> **EXERCISE 1**: From the listing below, reproduce every line verbatim, from the line containing "[x0,y0,x1,y1]. List at most 100 elements." through the line containing "data-point [1439,1147,1452,1160]", both included.

> **TEXT PASSAGE**:
Deep Diving into Amazon S3

We've all been there: mindlessly scrolling through YouTube, wondering if the suggestion algorithm has any idea what we actually like. Most of the time, the algorithm sucks. But every once in a while, it strikes gold. Recently, while deep in one of those YouTube rabbit holes, I was served an AWS re:Invent talk. The title piqued my interest, and what I discovered was completely unexpected: the incredible science that powers Amazon S3. So here I am, sharing the Gyaan no one asked for :D

S3 at scale

AWS is BIGG. It currently dominates the cloud business, holding 30% of the market. To give you an idea of its scale, here are some key statistics about its S3 service:

Data Volume: Amazon S3 stores more than 350 trillion objects.
Request Volume: It averages over 100 million requests per second.
Write Performance: It can handle at least 3,500 write requests per second.
Read Performance: It can handle at least 5,500 read requests per second.

At that scale, uploading or retrieving a file from S3 is far more complex than simply saving/reading a file on your computer. The engineering challenges are enormous, but here's the brilliant twist: AWS designed S3 to use its incredible scale as a feature, not a bug. In fact, the bigger it gets, the more efficient and reliable it becomes.

Scale to S3s Advantage:

01 - Physics of data

So, we all know how a traditional disk based hard drives work right? here’s a recap:

The shiny, spinning disk is where your information is stored, like a song on a record. An arm with a tiny recording head on its tip moves back and forth over the disk. To save (write) a file, the head uses a tiny magnet to store the data on the disk. To open (read) a file, the arm moves the head to the exact right spot to sense the information that's already there.

> **RECORD EXTRACTS**:
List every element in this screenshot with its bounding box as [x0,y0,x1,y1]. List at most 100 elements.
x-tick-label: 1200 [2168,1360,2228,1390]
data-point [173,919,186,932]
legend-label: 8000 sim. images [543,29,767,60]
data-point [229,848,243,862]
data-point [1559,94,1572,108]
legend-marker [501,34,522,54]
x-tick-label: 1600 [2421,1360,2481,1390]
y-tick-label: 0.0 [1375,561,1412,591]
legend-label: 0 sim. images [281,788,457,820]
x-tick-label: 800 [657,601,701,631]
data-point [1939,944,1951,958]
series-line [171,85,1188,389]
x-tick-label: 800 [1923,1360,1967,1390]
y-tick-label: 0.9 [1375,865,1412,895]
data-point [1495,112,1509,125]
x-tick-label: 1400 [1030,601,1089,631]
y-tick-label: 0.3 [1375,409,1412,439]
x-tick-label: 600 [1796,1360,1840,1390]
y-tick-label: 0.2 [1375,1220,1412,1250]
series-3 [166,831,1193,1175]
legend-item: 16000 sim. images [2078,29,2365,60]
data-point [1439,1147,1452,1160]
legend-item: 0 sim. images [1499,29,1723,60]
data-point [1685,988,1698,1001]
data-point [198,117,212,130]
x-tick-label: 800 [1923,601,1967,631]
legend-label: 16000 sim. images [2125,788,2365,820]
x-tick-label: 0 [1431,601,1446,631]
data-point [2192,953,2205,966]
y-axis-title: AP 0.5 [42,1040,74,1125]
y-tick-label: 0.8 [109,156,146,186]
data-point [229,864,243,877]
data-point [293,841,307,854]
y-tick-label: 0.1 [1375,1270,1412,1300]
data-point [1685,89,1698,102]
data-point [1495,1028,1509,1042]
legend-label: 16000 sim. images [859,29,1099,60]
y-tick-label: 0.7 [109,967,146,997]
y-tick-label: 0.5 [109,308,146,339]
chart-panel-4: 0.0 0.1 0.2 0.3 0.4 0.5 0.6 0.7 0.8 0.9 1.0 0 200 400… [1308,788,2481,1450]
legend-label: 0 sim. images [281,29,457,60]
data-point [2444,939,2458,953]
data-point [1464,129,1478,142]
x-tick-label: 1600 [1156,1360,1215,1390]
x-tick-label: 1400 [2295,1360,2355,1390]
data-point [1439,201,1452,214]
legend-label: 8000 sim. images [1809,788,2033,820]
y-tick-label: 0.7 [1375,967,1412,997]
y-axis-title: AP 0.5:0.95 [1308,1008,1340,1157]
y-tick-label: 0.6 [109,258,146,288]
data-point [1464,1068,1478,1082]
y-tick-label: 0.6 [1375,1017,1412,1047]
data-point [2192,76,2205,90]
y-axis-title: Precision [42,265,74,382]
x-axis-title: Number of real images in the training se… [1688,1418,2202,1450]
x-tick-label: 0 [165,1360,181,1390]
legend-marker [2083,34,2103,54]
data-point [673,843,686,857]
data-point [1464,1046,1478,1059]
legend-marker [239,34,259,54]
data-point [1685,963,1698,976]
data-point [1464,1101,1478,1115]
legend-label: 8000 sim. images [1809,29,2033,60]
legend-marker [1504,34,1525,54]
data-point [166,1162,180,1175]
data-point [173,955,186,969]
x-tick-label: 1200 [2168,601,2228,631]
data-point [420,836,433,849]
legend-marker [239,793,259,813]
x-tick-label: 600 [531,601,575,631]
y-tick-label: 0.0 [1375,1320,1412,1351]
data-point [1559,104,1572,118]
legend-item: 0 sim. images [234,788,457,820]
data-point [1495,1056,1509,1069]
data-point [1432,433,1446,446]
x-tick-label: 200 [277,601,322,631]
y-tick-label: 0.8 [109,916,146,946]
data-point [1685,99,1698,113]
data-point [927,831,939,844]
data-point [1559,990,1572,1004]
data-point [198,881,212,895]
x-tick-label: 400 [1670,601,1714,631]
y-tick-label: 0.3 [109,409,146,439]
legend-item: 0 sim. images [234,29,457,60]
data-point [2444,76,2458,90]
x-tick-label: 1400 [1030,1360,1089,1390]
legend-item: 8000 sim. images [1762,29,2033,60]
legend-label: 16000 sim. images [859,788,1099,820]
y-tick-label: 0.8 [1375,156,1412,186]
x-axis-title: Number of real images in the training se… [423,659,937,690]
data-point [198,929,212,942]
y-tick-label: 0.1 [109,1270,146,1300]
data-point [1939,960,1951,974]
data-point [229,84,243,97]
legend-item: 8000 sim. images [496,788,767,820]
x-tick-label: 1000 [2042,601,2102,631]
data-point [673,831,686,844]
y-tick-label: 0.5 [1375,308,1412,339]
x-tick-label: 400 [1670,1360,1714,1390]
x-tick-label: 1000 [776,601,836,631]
---
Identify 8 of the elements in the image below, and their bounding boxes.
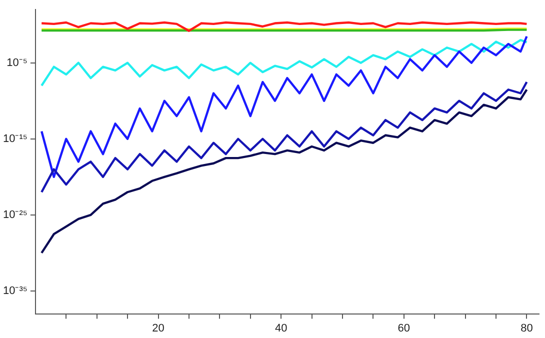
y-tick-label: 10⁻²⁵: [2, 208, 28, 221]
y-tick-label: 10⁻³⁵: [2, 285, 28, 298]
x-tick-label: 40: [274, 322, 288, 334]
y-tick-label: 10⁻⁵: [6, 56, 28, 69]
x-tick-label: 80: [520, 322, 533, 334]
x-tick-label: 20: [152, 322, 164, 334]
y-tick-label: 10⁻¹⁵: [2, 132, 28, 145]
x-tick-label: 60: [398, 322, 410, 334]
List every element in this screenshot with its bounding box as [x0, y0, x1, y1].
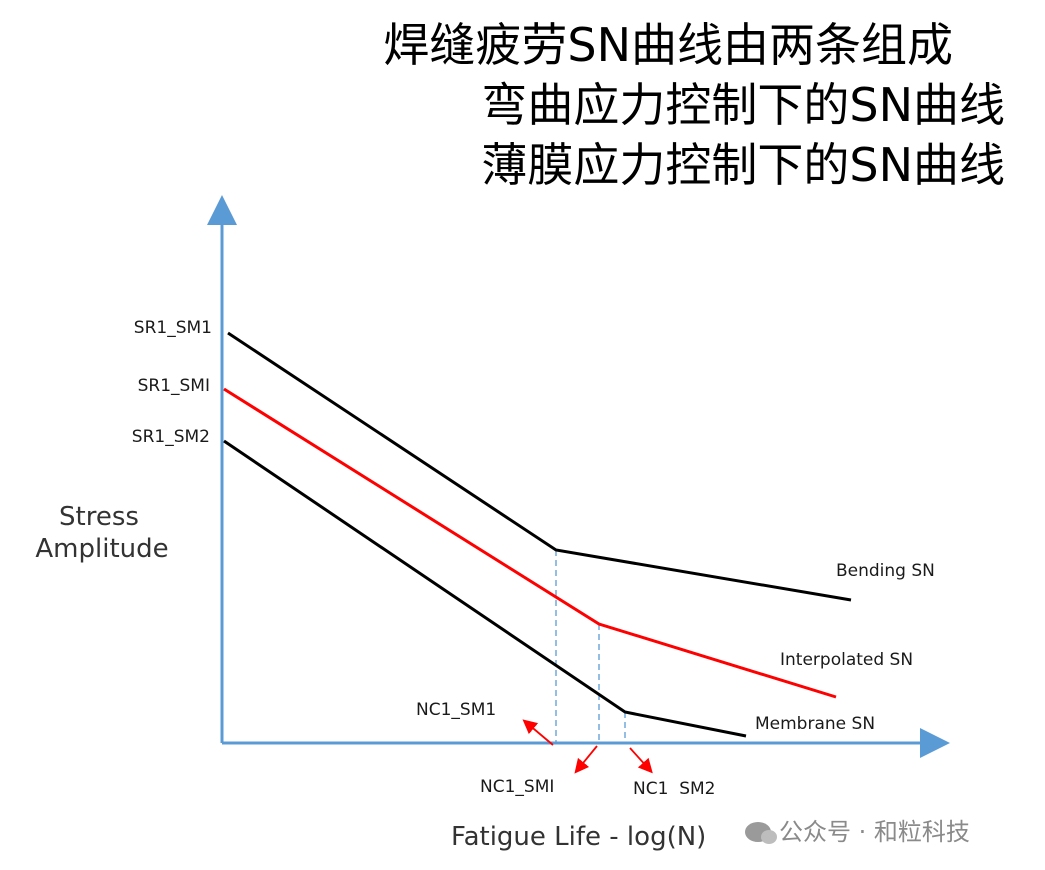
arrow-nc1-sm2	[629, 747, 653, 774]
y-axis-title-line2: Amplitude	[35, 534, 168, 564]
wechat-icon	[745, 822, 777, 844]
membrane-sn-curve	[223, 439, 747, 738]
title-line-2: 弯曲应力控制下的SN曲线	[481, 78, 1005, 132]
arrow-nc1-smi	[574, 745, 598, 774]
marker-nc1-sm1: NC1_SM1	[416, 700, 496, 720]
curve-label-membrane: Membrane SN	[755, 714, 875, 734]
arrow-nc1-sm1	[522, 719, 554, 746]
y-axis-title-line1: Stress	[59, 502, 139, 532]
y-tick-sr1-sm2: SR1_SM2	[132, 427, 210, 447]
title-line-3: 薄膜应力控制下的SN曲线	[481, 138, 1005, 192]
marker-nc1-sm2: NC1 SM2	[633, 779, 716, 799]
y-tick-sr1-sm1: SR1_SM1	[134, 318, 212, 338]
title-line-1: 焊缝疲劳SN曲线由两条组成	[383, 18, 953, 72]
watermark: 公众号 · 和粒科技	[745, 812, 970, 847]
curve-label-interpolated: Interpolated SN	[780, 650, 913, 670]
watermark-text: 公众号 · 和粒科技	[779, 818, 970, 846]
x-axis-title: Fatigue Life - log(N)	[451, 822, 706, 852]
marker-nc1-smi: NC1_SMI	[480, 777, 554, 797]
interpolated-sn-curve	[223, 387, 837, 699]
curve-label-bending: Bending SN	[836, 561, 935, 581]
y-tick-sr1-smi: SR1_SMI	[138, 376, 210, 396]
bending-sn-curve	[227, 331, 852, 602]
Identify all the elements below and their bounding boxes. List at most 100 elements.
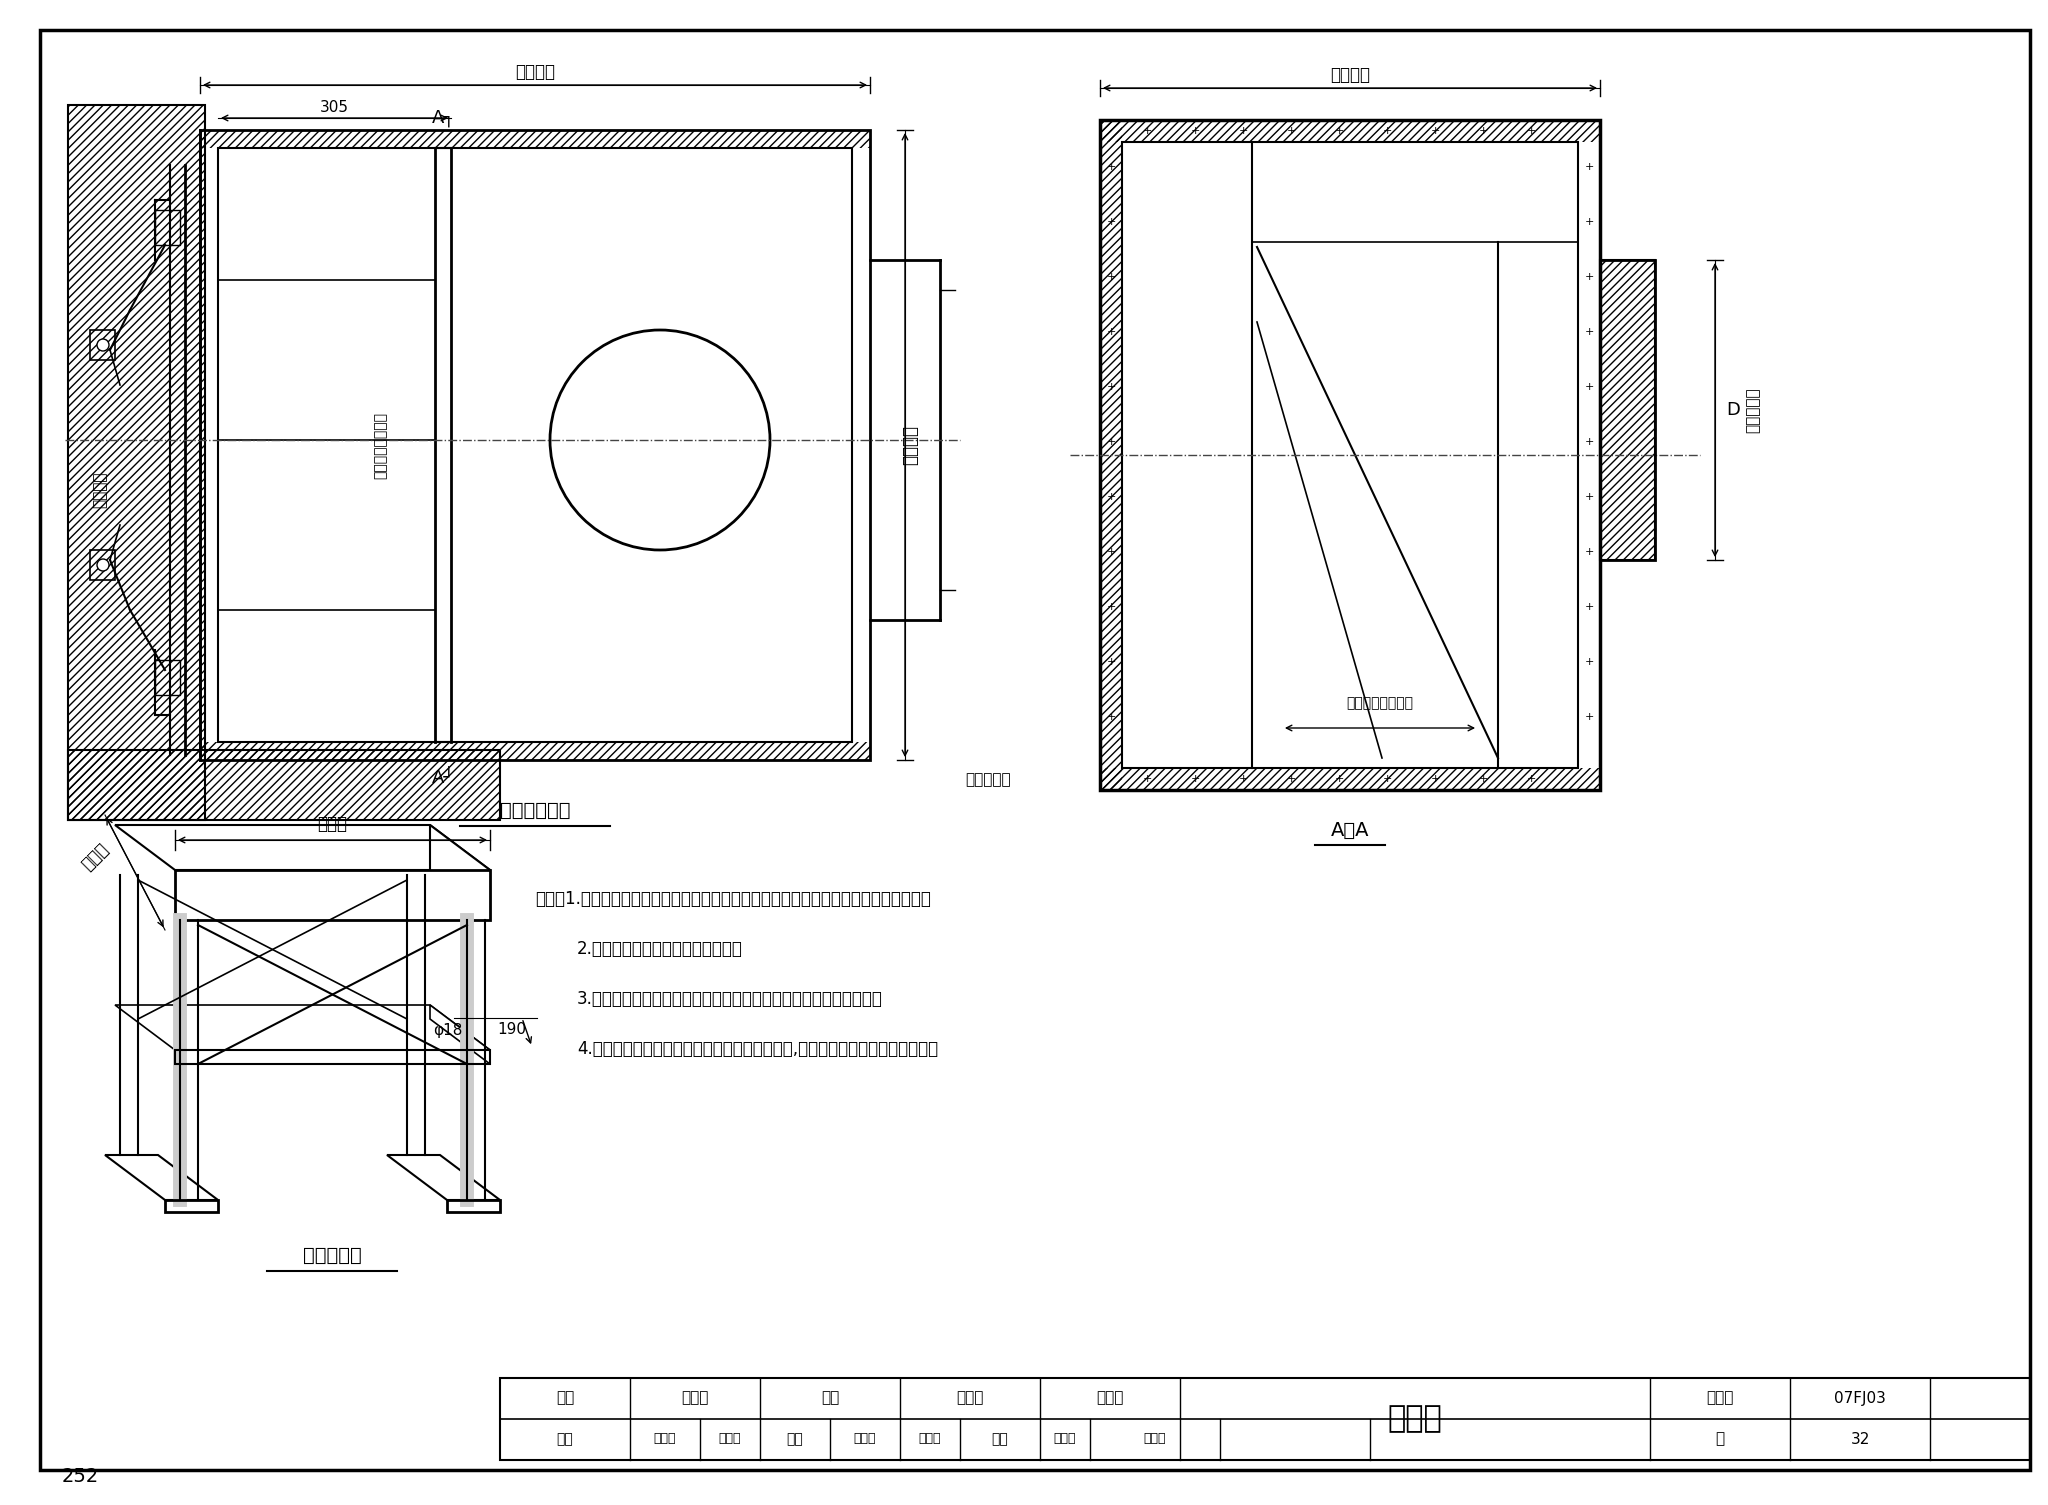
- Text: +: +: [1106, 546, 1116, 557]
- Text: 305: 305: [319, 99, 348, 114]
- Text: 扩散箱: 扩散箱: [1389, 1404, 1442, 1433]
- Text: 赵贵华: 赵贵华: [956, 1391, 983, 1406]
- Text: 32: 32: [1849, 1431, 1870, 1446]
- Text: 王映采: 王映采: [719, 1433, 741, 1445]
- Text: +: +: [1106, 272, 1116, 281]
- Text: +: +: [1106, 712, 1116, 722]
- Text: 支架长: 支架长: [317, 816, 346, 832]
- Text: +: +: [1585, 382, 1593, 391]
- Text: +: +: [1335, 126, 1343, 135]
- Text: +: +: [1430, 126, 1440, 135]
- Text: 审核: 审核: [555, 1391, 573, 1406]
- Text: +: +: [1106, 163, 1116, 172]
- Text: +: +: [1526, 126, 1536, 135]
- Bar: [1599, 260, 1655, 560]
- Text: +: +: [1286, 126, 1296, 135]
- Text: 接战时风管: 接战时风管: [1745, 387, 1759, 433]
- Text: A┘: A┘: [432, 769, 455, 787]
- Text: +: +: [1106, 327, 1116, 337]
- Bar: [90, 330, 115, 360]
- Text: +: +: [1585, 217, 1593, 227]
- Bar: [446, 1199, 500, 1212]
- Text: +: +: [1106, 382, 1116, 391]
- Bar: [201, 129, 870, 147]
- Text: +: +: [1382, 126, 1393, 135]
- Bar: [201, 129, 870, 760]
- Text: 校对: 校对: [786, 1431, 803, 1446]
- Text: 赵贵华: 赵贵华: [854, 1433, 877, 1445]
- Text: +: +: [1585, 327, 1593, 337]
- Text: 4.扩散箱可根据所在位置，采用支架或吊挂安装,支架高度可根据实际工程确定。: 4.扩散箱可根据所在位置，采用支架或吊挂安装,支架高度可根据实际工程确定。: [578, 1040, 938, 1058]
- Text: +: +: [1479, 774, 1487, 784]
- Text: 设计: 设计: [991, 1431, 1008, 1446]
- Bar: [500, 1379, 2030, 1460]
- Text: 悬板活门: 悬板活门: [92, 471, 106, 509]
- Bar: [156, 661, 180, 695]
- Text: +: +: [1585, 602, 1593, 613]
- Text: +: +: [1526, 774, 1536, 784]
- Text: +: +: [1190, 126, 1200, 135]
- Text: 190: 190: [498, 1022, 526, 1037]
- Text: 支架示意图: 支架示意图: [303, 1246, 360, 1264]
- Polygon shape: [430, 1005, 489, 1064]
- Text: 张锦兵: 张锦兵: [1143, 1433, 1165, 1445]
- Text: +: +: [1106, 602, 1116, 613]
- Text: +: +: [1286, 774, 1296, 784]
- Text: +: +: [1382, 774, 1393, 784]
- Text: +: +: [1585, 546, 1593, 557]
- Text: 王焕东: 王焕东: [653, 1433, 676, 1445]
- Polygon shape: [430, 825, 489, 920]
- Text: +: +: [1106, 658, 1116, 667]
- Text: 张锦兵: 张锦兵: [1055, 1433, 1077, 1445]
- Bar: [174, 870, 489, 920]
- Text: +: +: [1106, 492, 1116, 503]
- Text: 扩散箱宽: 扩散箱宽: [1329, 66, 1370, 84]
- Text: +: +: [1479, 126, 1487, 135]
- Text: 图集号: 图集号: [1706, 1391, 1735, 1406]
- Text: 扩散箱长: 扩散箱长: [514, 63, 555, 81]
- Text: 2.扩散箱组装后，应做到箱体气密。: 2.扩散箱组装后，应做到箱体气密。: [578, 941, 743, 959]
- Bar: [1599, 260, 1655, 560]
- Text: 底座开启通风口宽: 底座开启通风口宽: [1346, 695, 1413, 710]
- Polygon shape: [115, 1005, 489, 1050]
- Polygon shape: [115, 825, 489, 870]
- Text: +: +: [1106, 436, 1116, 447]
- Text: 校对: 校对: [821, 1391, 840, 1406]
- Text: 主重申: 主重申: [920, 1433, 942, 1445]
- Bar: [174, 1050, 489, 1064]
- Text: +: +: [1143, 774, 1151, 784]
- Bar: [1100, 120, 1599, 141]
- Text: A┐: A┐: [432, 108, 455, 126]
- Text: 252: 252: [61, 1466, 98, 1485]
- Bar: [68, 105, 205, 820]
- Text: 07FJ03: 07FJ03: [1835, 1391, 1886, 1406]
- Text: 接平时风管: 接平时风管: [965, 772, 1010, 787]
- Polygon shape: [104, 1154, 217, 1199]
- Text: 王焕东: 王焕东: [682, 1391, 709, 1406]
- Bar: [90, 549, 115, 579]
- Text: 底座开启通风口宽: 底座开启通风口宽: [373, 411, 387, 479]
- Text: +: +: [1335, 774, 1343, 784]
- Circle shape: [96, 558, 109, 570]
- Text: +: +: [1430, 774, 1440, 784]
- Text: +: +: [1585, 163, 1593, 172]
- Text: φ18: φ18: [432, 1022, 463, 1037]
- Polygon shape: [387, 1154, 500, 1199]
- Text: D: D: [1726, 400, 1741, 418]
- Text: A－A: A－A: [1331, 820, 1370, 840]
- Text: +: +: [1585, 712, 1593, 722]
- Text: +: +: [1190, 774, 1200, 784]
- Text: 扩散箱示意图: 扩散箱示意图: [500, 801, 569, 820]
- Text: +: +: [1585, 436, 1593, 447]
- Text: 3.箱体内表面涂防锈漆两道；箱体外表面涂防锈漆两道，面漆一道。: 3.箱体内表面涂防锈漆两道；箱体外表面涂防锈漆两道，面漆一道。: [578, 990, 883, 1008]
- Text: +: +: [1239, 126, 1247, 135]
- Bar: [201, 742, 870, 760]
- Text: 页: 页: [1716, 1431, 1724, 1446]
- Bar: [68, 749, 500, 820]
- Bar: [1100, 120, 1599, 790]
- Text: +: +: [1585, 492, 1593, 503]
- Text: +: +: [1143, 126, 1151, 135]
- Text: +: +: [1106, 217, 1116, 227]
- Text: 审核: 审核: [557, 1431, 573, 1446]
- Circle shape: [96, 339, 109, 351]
...
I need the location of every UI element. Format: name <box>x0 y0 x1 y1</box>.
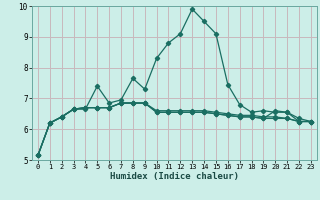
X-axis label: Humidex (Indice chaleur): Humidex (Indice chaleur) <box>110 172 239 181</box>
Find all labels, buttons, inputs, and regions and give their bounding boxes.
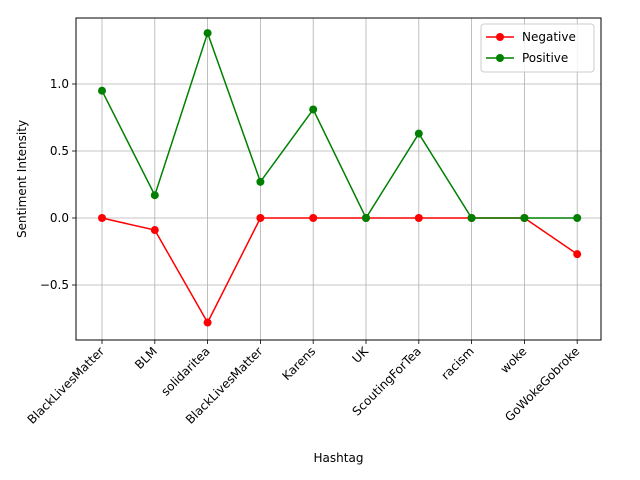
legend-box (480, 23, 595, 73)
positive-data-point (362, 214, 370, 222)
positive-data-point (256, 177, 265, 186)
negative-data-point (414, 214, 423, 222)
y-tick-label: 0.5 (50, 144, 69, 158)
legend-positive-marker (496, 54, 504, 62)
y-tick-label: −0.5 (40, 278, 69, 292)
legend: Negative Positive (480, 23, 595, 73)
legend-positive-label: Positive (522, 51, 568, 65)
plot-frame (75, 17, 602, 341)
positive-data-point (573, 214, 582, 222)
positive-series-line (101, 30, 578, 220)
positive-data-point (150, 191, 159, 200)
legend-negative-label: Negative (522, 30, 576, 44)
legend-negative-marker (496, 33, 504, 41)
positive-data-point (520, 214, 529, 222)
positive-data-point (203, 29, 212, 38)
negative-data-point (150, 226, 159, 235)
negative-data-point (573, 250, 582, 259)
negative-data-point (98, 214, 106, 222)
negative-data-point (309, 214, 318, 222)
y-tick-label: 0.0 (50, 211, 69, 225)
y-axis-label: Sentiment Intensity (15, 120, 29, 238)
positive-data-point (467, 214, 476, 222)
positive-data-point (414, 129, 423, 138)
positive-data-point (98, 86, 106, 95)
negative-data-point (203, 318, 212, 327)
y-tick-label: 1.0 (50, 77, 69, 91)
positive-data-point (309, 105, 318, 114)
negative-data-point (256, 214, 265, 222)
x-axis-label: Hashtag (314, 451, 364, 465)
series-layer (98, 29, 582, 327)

> **EXERCISE 2**:
Answer these from the Amazon S3 article:
(a) How many objects does Amazon S3 store?
(b) What share of the cloud market does AWS hold?
(c) When a file is written to a spinning disk, what does the head use to store the data?

> **WORKED SOLUTION 1**:
List every element in this screenshot with its bounding box as [x0,y0,x1,y1]. List at most 100 elements.
x-tick-label: 1200 [2168,1360,2228,1390]
data-point [173,919,186,932]
legend-label: 8000 sim. images [543,29,767,60]
data-point [229,848,243,862]
data-point [1559,94,1572,108]
legend-marker [501,34,522,54]
x-tick-label: 1600 [2421,1360,2481,1390]
y-tick-label: 0.0 [1375,561,1412,591]
legend-label: 0 sim. images [281,788,457,820]
x-tick-label: 800 [657,601,701,631]
data-point [1939,944,1951,958]
series-line [171,85,1188,389]
x-tick-label: 800 [1923,1360,1967,1390]
y-tick-label: 0.9 [1375,865,1412,895]
data-point [1495,112,1509,125]
x-tick-label: 1400 [1030,601,1089,631]
y-tick-label: 0.3 [1375,409,1412,439]
x-tick-label: 600 [1796,1360,1840,1390]
y-tick-label: 0.2 [1375,1220,1412,1250]
series-3 [166,831,1193,1175]
legend-item: 16000 sim. images [2078,29,2365,60]
data-point [1439,1147,1452,1160]

> **WORKED SOLUTION 2**:
(a) More than 350 trillion objects.
(b) 30%.
(c) A tiny magnet.